Exercise details:
Quote every line of the material beneath this one.

Dataset entries
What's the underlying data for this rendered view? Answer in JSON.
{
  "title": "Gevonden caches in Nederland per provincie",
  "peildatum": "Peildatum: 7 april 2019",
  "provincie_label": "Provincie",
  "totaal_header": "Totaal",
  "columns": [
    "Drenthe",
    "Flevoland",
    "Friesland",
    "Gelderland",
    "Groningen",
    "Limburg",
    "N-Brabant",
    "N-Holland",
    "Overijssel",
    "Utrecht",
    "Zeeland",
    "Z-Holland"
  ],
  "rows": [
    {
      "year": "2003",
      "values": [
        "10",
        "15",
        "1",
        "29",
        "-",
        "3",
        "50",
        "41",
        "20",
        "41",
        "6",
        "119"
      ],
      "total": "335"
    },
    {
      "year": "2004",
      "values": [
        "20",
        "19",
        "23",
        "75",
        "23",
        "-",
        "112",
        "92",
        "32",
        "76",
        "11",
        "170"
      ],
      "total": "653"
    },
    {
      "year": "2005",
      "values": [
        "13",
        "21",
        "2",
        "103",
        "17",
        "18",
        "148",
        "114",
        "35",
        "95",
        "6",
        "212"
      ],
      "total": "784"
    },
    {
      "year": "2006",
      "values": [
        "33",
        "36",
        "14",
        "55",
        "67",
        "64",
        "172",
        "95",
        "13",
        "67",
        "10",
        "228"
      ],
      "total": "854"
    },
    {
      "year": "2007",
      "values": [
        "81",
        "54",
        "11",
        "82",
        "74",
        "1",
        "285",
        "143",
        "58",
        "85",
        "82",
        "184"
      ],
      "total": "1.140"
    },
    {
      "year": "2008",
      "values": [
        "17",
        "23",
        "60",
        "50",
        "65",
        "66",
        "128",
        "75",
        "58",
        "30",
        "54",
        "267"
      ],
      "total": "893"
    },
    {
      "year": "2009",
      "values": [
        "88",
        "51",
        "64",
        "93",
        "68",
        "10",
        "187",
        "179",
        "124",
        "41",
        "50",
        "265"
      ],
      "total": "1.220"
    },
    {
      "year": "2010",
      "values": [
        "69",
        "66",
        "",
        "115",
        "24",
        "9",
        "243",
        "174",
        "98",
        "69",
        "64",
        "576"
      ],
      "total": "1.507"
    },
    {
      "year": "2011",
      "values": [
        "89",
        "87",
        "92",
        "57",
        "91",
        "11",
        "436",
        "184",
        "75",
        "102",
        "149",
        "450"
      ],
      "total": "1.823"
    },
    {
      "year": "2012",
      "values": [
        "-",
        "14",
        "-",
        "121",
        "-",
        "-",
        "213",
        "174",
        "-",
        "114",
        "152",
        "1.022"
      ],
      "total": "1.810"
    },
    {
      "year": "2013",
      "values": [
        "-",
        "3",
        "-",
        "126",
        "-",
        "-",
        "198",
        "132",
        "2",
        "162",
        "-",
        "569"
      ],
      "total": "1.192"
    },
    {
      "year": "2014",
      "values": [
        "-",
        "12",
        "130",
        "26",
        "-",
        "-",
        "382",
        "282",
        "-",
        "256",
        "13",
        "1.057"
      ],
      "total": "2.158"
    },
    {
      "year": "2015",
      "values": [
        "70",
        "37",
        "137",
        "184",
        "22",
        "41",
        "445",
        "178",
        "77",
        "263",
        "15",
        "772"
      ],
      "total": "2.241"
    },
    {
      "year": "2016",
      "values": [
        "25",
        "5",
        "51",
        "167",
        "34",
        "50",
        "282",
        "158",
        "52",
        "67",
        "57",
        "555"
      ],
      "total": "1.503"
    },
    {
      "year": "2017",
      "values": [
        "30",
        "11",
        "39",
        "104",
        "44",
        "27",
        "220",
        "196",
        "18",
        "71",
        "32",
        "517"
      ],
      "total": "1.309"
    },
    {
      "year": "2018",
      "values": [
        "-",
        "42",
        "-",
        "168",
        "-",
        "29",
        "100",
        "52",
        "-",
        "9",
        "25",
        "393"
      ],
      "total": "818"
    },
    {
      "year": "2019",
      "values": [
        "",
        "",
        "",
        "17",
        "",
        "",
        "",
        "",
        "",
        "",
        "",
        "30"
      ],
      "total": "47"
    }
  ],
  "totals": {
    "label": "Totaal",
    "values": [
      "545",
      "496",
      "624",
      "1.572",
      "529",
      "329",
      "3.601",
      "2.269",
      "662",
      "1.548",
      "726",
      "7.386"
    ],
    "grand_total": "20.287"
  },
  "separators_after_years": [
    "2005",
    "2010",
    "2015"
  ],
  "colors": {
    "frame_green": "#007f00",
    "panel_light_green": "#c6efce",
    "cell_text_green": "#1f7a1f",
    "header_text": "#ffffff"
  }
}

Written answer:
What's the underlying data for this rendered view? Answer in JSON.
{
  "title": "Gevonden caches in Nederland per provincie",
  "peildatum": "Peildatum: 7 april 2019",
  "provincie_label": "Provincie",
  "totaal_header": "Totaal",
  "columns": [
    "Drenthe",
    "Flevoland",
    "Friesland",
    "Gelderland",
    "Groningen",
    "Limburg",
    "N-Brabant",
    "N-Holland",
    "Overijssel",
    "Utrecht",
    "Zeeland",
    "Z-Holland"
  ],
  "rows": [
    {
      "year": "2003",
      "values": [
        "10",
        "15",
        "1",
        "29",
        "-",
        "3",
        "50",
        "41",
        "20",
        "41",
        "6",
        "119"
      ],
      "total": "335"
    },
    {
      "year": "2004",
      "values": [
        "20",
        "19",
        "23",
        "75",
        "23",
        "-",
        "112",
        "92",
        "32",
        "76",
        "11",
        "170"
      ],
      "total": "653"
    },
    {
      "year": "2005",
      "values": [
        "13",
        "21",
        "2",
        "103",
        "17",
        "18",
        "148",
        "114",
        "35",
        "95",
        "6",
        "212"
      ],
      "total": "784"
    },
    {
      "year": "2006",
      "values": [
        "33",
        "36",
        "14",
        "55",
        "67",
        "64",
        "172",
        "95",
        "13",
        "67",
        "10",
        "228"
      ],
      "total": "854"
    },
    {
      "year": "2007",
      "values": [
        "81",
        "54",
        "11",
        "82",
        "74",
        "1",
        "285",
        "143",
        "58",
        "85",
        "82",
        "184"
      ],
      "total": "1.140"
    },
    {
      "year": "2008",
      "values": [
        "17",
        "23",
        "60",
        "50",
        "65",
        "66",
        "128",
        "75",
        "58",
        "30",
        "54",
        "267"
      ],
      "total": "893"
    },
    {
      "year": "2009",
      "values": [
        "88",
        "51",
        "64",
        "93",
        "68",
        "10",
        "187",
        "179",
        "124",
        "41",
        "50",
        "265"
      ],
      "total": "1.220"
    },
    {
      "year": "2010",
      "values": [
        "69",
        "66",
        "",
        "115",
        "24",
        "9",
        "243",
        "174",
        "98",
        "69",
        "64",
        "576"
      ],
      "total": "1.507"
    },
    {
      "year": "2011",
      "values": [
        "89",
        "87",
        "92",
        "57",
        "91",
        "11",
        "436",
        "184",
        "75",
        "102",
        "149",
        "450"
      ],
      "total": "1.823"
    },
    {
      "year": "2012",
      "values": [
        "-",
        "14",
        "-",
        "121",
        "-",
        "-",
        "213",
        "174",
        "-",
        "114",
        "152",
        "1.022"
      ],
      "total": "1.810"
    },
    {
      "year": "2013",
      "values": [
        "-",
        "3",
        "-",
        "126",
        "-",
        "-",
        "198",
        "132",
        "2",
        "162",
        "-",
        "569"
      ],
      "total": "1.192"
    },
    {
      "year": "2014",
      "values": [
        "-",
        "12",
        "130",
        "26",
        "-",
        "-",
        "382",
        "282",
        "-",
        "256",
        "13",
        "1.057"
      ],
      "total": "2.158"
    },
    {
      "year": "2015",
      "values": [
        "70",
        "37",
        "137",
        "184",
        "22",
        "41",
        "445",
        "178",
        "77",
        "263",
        "15",
        "772"
      ],
      "total": "2.241"
    },
    {
      "year": "2016",
      "values": [
        "25",
        "5",
        "51",
        "167",
        "34",
        "50",
        "282",
        "158",
        "52",
        "67",
        "57",
        "555"
      ],
      "total": "1.503"
    },
    {
      "year": "2017",
      "values": [
        "30",
        "11",
        "39",
        "104",
        "44",
        "27",
        "220",
        "196",
        "18",
        "71",
        "32",
        "517"
      ],
      "total": "1.309"
    },
    {
      "year": "2018",
      "values": [
        "-",
        "42",
        "-",
        "168",
        "-",
        "29",
        "100",
        "52",
        "-",
        "9",
        "25",
        "393"
      ],
      "total": "818"
    },
    {
      "year": "2019",
      "values": [
        "",
        "",
        "",
        "17",
        "",
        "",
        "",
        "",
        "",
        "",
        "",
        "30"
      ],
      "total": "47"
    }
  ],
  "totals": {
    "label": "Totaal",
    "values": [
      "545",
      "496",
      "624",
      "1.572",
      "529",
      "329",
      "3.601",
      "2.269",
      "662",
      "1.548",
      "726",
      "7.386"
    ],
    "grand_total": "20.287"
  },
  "separators_after_years": [
    "2005",
    "2010",
    "2015"
  ],
  "colors": {
    "frame_green": "#007f00",
    "panel_light_green": "#c6efce",
    "cell_text_green": "#1f7a1f",
    "header_text": "#ffffff"
  }
}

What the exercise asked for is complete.